Spatial layout data:
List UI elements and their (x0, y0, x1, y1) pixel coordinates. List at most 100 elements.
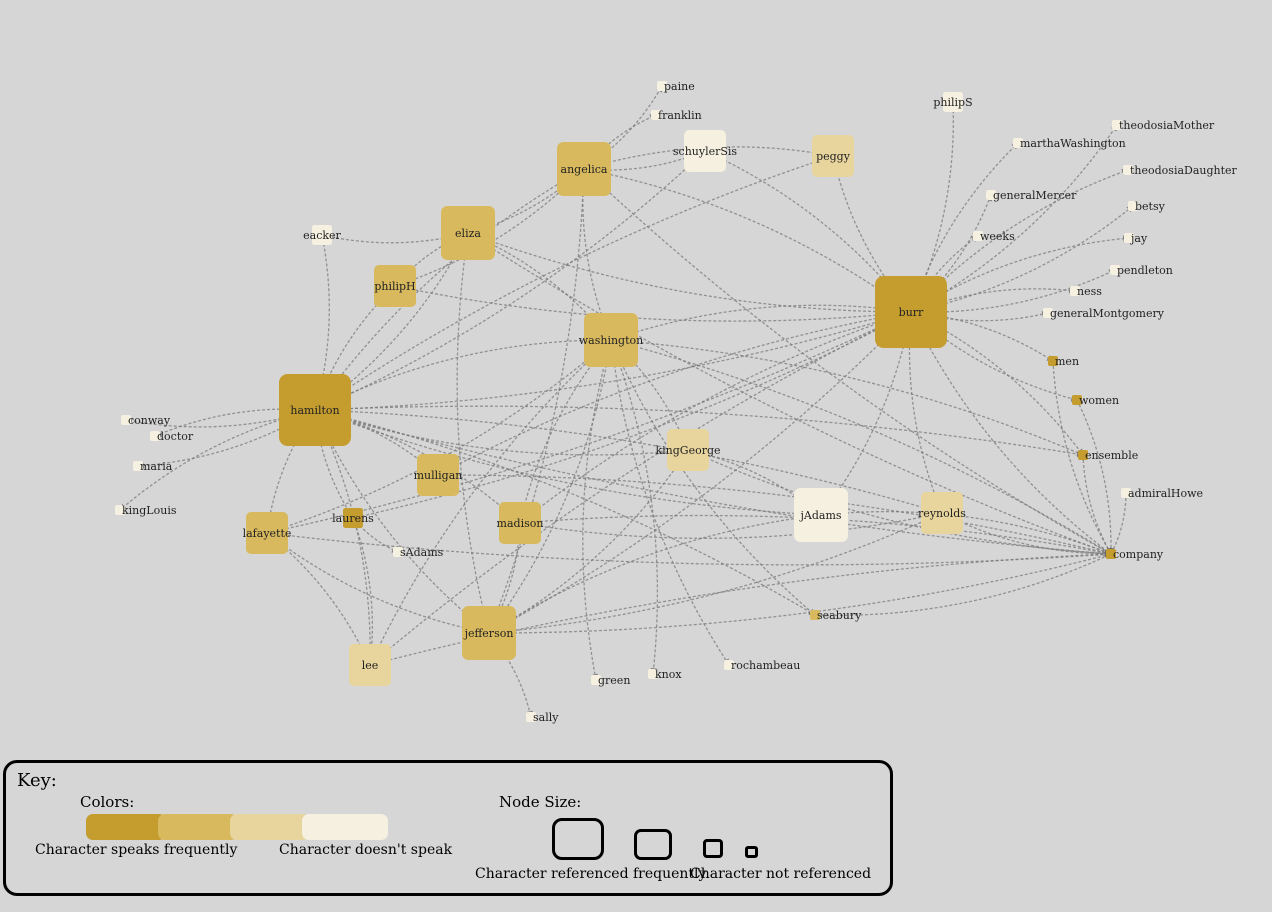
edge-hamilton-schuylerSis (314, 150, 706, 411)
node-box-maria[interactable] (133, 461, 143, 471)
node-angelica[interactable]: angelica (557, 142, 611, 196)
node-box-philipH[interactable] (374, 265, 416, 307)
node-box-generalMercer[interactable] (986, 190, 996, 200)
node-box-pendleton[interactable] (1110, 265, 1120, 275)
node-box-generalMontgomery[interactable] (1043, 308, 1053, 318)
node-burr[interactable]: burr (875, 276, 947, 348)
node-box-jefferson[interactable] (462, 606, 516, 660)
node-box-mulligan[interactable] (417, 454, 459, 496)
edge-hamilton-madison (314, 409, 521, 524)
node-theodosiaMother[interactable]: theodosiaMother (1112, 119, 1215, 132)
node-jay[interactable]: jay (1124, 232, 1148, 245)
node-box-jAdams[interactable] (794, 488, 848, 542)
node-box-lee[interactable] (349, 644, 391, 686)
node-betsy[interactable]: betsy (1128, 200, 1166, 213)
edge-jAdams-company (820, 510, 1112, 555)
node-box-paine[interactable] (657, 81, 667, 91)
node-ensemble[interactable]: ensemble (1078, 449, 1138, 462)
node-jAdams[interactable]: jAdams (794, 488, 848, 542)
node-generalMontgomery[interactable]: generalMontgomery (1043, 307, 1165, 320)
node-philipH[interactable]: philipH (374, 265, 416, 307)
node-mulligan[interactable]: mulligan (414, 454, 463, 496)
node-box-eacker[interactable] (312, 225, 332, 245)
node-box-kingLouis[interactable] (115, 505, 125, 515)
node-sAdams[interactable]: sAdams (393, 546, 444, 559)
node-box-madison[interactable] (499, 502, 541, 544)
node-conway[interactable]: conway (121, 414, 171, 427)
node-pendleton[interactable]: pendleton (1110, 264, 1173, 277)
node-company[interactable]: company (1106, 548, 1164, 561)
node-generalMercer[interactable]: generalMercer (986, 189, 1077, 202)
node-box-peggy[interactable] (812, 135, 854, 177)
node-box-schuylerSis[interactable] (684, 130, 726, 172)
node-box-sally[interactable] (526, 712, 536, 722)
node-paine[interactable]: paine (657, 80, 695, 93)
node-box-theodosiaMother[interactable] (1112, 120, 1122, 130)
node-men[interactable]: men (1048, 355, 1079, 368)
node-green[interactable]: green (591, 674, 630, 687)
node-franklin[interactable]: franklin (651, 109, 702, 122)
node-philipS[interactable]: philipS (933, 92, 973, 112)
node-box-seabury[interactable] (810, 610, 820, 620)
node-box-women[interactable] (1072, 395, 1082, 405)
node-box-jay[interactable] (1124, 233, 1134, 243)
node-knox[interactable]: knox (648, 668, 682, 681)
node-kingLouis[interactable]: kingLouis (115, 504, 177, 517)
node-box-company[interactable] (1106, 549, 1116, 559)
node-weeks[interactable]: weeks (973, 230, 1015, 243)
node-box-reynolds[interactable] (921, 492, 963, 534)
node-theodosiaDaughter[interactable]: theodosiaDaughter (1123, 164, 1238, 177)
node-box-lafayette[interactable] (246, 512, 288, 554)
node-kingGeorge[interactable]: kingGeorge (655, 429, 721, 471)
node-peggy[interactable]: peggy (812, 135, 854, 177)
node-box-rochambeau[interactable] (724, 660, 734, 670)
node-box-weeks[interactable] (973, 231, 983, 241)
node-box-conway[interactable] (121, 415, 131, 425)
node-label-admiralHowe: admiralHowe (1128, 487, 1203, 500)
node-box-eliza[interactable] (441, 206, 495, 260)
node-admiralHowe[interactable]: admiralHowe (1121, 487, 1203, 500)
node-box-men[interactable] (1048, 356, 1058, 366)
node-laurens[interactable]: laurens (332, 508, 374, 528)
node-box-green[interactable] (591, 675, 601, 685)
node-box-doctor[interactable] (150, 431, 160, 441)
node-schuylerSis[interactable]: schuylerSis (673, 130, 738, 172)
node-box-theodosiaDaughter[interactable] (1123, 165, 1133, 175)
node-sally[interactable]: sally (526, 711, 559, 724)
node-lafayette[interactable]: lafayette (243, 512, 292, 554)
node-box-betsy[interactable] (1128, 201, 1138, 211)
node-box-laurens[interactable] (343, 508, 363, 528)
node-box-admiralHowe[interactable] (1121, 488, 1131, 498)
node-label-jefferson: jefferson (463, 627, 514, 640)
node-doctor[interactable]: doctor (150, 430, 194, 443)
node-jefferson[interactable]: jefferson (462, 606, 516, 660)
node-women[interactable]: women (1072, 394, 1119, 407)
node-eliza[interactable]: eliza (441, 206, 495, 260)
node-box-hamilton[interactable] (279, 374, 351, 446)
node-reynolds[interactable]: reynolds (918, 492, 966, 534)
node-lee[interactable]: lee (349, 644, 391, 686)
node-washington[interactable]: washington (579, 313, 643, 367)
node-box-philipS[interactable] (943, 92, 963, 112)
node-seabury[interactable]: seabury (810, 609, 862, 622)
node-maria[interactable]: maria (133, 460, 173, 473)
edge-angelica-schuylerSis (583, 150, 706, 171)
node-eacker[interactable]: eacker (303, 225, 342, 245)
node-marthaWashington[interactable]: marthaWashington (1013, 137, 1126, 150)
node-box-kingGeorge[interactable] (667, 429, 709, 471)
node-box-sAdams[interactable] (393, 547, 403, 557)
node-ness[interactable]: ness (1070, 285, 1102, 298)
node-box-ensemble[interactable] (1078, 450, 1088, 460)
edge-washington-green (582, 339, 612, 681)
node-box-angelica[interactable] (557, 142, 611, 196)
node-hamilton[interactable]: hamilton (279, 374, 351, 446)
node-madison[interactable]: madison (497, 502, 544, 544)
node-label-maria: maria (140, 460, 173, 473)
node-box-knox[interactable] (648, 669, 658, 679)
node-box-marthaWashington[interactable] (1013, 138, 1023, 148)
node-box-washington[interactable] (584, 313, 638, 367)
node-rochambeau[interactable]: rochambeau (724, 659, 800, 672)
node-box-ness[interactable] (1070, 286, 1080, 296)
node-box-franklin[interactable] (651, 110, 661, 120)
node-box-burr[interactable] (875, 276, 947, 348)
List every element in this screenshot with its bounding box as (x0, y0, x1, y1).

WHAT TO PRODUCE:
Reproduce every line of the records above verbatim, omitting the pictures.

WRITTEN ANSWER:
List UI elements and their (x0, y0, x1, y1) pixel coordinates. List at most 100 elements.
edge-hamilton-schuylerSis (314, 150, 706, 411)
node-box-maria[interactable] (133, 461, 143, 471)
node-angelica[interactable]: angelica (557, 142, 611, 196)
node-box-philipH[interactable] (374, 265, 416, 307)
node-box-generalMercer[interactable] (986, 190, 996, 200)
node-box-pendleton[interactable] (1110, 265, 1120, 275)
node-box-generalMontgomery[interactable] (1043, 308, 1053, 318)
node-burr[interactable]: burr (875, 276, 947, 348)
node-box-jefferson[interactable] (462, 606, 516, 660)
node-box-mulligan[interactable] (417, 454, 459, 496)
edge-hamilton-madison (314, 409, 521, 524)
node-theodosiaMother[interactable]: theodosiaMother (1112, 119, 1215, 132)
node-jay[interactable]: jay (1124, 232, 1148, 245)
node-box-jAdams[interactable] (794, 488, 848, 542)
node-box-lee[interactable] (349, 644, 391, 686)
node-betsy[interactable]: betsy (1128, 200, 1166, 213)
edge-jAdams-company (820, 510, 1112, 555)
node-box-paine[interactable] (657, 81, 667, 91)
node-ensemble[interactable]: ensemble (1078, 449, 1138, 462)
node-jAdams[interactable]: jAdams (794, 488, 848, 542)
node-generalMontgomery[interactable]: generalMontgomery (1043, 307, 1165, 320)
node-philipH[interactable]: philipH (374, 265, 416, 307)
node-mulligan[interactable]: mulligan (414, 454, 463, 496)
node-box-eacker[interactable] (312, 225, 332, 245)
node-box-kingLouis[interactable] (115, 505, 125, 515)
node-sAdams[interactable]: sAdams (393, 546, 444, 559)
node-box-madison[interactable] (499, 502, 541, 544)
node-conway[interactable]: conway (121, 414, 171, 427)
node-pendleton[interactable]: pendleton (1110, 264, 1173, 277)
node-company[interactable]: company (1106, 548, 1164, 561)
node-generalMercer[interactable]: generalMercer (986, 189, 1077, 202)
node-box-peggy[interactable] (812, 135, 854, 177)
node-box-schuylerSis[interactable] (684, 130, 726, 172)
node-box-sally[interactable] (526, 712, 536, 722)
node-paine[interactable]: paine (657, 80, 695, 93)
node-box-theodosiaMother[interactable] (1112, 120, 1122, 130)
node-men[interactable]: men (1048, 355, 1079, 368)
node-green[interactable]: green (591, 674, 630, 687)
node-franklin[interactable]: franklin (651, 109, 702, 122)
node-philipS[interactable]: philipS (933, 92, 973, 112)
node-box-seabury[interactable] (810, 610, 820, 620)
node-box-women[interactable] (1072, 395, 1082, 405)
node-box-jay[interactable] (1124, 233, 1134, 243)
node-knox[interactable]: knox (648, 668, 682, 681)
node-kingLouis[interactable]: kingLouis (115, 504, 177, 517)
node-box-company[interactable] (1106, 549, 1116, 559)
node-weeks[interactable]: weeks (973, 230, 1015, 243)
node-box-reynolds[interactable] (921, 492, 963, 534)
node-theodosiaDaughter[interactable]: theodosiaDaughter (1123, 164, 1238, 177)
node-box-lafayette[interactable] (246, 512, 288, 554)
node-kingGeorge[interactable]: kingGeorge (655, 429, 721, 471)
node-peggy[interactable]: peggy (812, 135, 854, 177)
node-box-rochambeau[interactable] (724, 660, 734, 670)
node-box-weeks[interactable] (973, 231, 983, 241)
node-box-conway[interactable] (121, 415, 131, 425)
node-label-admiralHowe: admiralHowe (1128, 487, 1203, 500)
node-box-eliza[interactable] (441, 206, 495, 260)
node-admiralHowe[interactable]: admiralHowe (1121, 487, 1203, 500)
node-box-men[interactable] (1048, 356, 1058, 366)
node-laurens[interactable]: laurens (332, 508, 374, 528)
node-box-green[interactable] (591, 675, 601, 685)
node-box-doctor[interactable] (150, 431, 160, 441)
node-schuylerSis[interactable]: schuylerSis (673, 130, 738, 172)
node-box-theodosiaDaughter[interactable] (1123, 165, 1133, 175)
node-sally[interactable]: sally (526, 711, 559, 724)
node-lafayette[interactable]: lafayette (243, 512, 292, 554)
node-box-betsy[interactable] (1128, 201, 1138, 211)
node-box-laurens[interactable] (343, 508, 363, 528)
node-box-admiralHowe[interactable] (1121, 488, 1131, 498)
node-label-jefferson: jefferson (463, 627, 514, 640)
node-doctor[interactable]: doctor (150, 430, 194, 443)
node-jefferson[interactable]: jefferson (462, 606, 516, 660)
node-women[interactable]: women (1072, 394, 1119, 407)
node-eliza[interactable]: eliza (441, 206, 495, 260)
node-box-hamilton[interactable] (279, 374, 351, 446)
node-reynolds[interactable]: reynolds (918, 492, 966, 534)
node-lee[interactable]: lee (349, 644, 391, 686)
node-washington[interactable]: washington (579, 313, 643, 367)
node-box-philipS[interactable] (943, 92, 963, 112)
node-seabury[interactable]: seabury (810, 609, 862, 622)
node-maria[interactable]: maria (133, 460, 173, 473)
edge-angelica-schuylerSis (583, 150, 706, 171)
node-eacker[interactable]: eacker (303, 225, 342, 245)
node-marthaWashington[interactable]: marthaWashington (1013, 137, 1126, 150)
node-box-kingGeorge[interactable] (667, 429, 709, 471)
node-box-sAdams[interactable] (393, 547, 403, 557)
node-ness[interactable]: ness (1070, 285, 1102, 298)
node-box-ensemble[interactable] (1078, 450, 1088, 460)
edge-washington-green (582, 339, 612, 681)
node-box-angelica[interactable] (557, 142, 611, 196)
node-hamilton[interactable]: hamilton (279, 374, 351, 446)
node-madison[interactable]: madison (497, 502, 544, 544)
node-label-maria: maria (140, 460, 173, 473)
node-box-knox[interactable] (648, 669, 658, 679)
node-box-marthaWashington[interactable] (1013, 138, 1023, 148)
node-box-washington[interactable] (584, 313, 638, 367)
node-rochambeau[interactable]: rochambeau (724, 659, 800, 672)
node-box-ness[interactable] (1070, 286, 1080, 296)
node-box-franklin[interactable] (651, 110, 661, 120)
node-box-burr[interactable] (875, 276, 947, 348)
List every element in this screenshot with its bounding box as (x0, y0, x1, y1).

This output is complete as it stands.